SET TASK.
Check every line below for the string "service", and copy the lines that contain it.

START TASK MATERIAL

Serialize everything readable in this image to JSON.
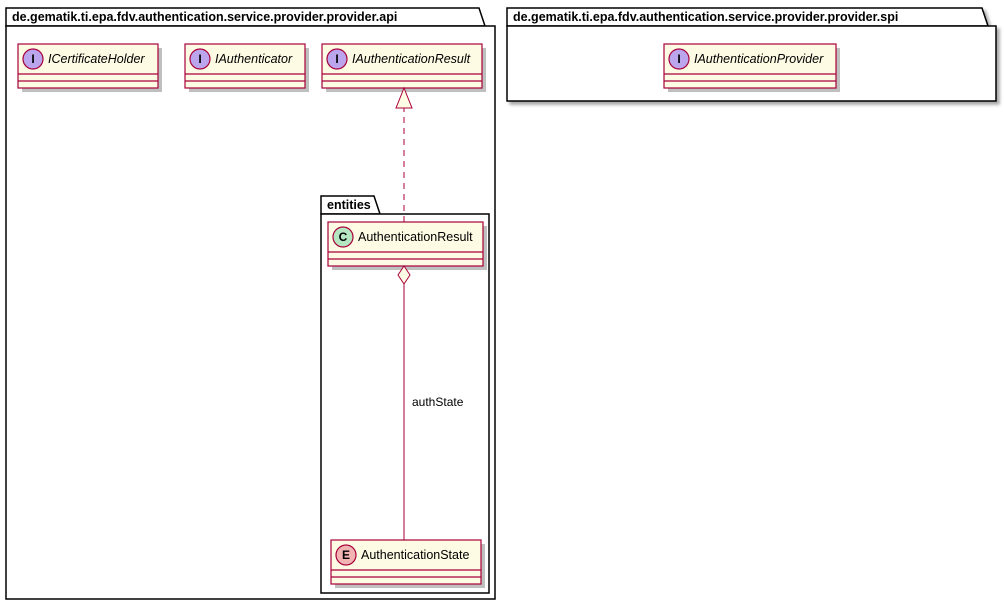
{
  "packages": {
    "api": {
      "name": "de.gematik.ti.epa.fdv.authentication.service.provider.provider.api"
    },
    "spi": {
      "name": "de.gematik.ti.epa.fdv.authentication.service.provider.provider.spi"
    },
    "entities": {
      "name": "entities"
    }
  },
  "classes": {
    "ICertificateHolder": {
      "name": "ICertificateHolder",
      "stereo": "I"
    },
    "IAuthenticator": {
      "name": "IAuthenticator",
      "stereo": "I"
    },
    "IAuthenticationResult": {
      "name": "IAuthenticationResult",
      "stereo": "I"
    },
    "IAuthenticationProvider": {
      "name": "IAuthenticationProvider",
      "stereo": "I"
    },
    "AuthenticationResult": {
      "name": "AuthenticationResult",
      "stereo": "C"
    },
    "AuthenticationState": {
      "name": "AuthenticationState",
      "stereo": "E"
    }
  },
  "relations": {
    "aggregationLabel": "authState"
  }
}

END TASK MATERIAL

COMPLETE OUTPUT.
      "name": "de.gematik.ti.epa.fdv.authentication.service.provider.provider.api"
      "name": "de.gematik.ti.epa.fdv.authentication.service.provider.provider.spi"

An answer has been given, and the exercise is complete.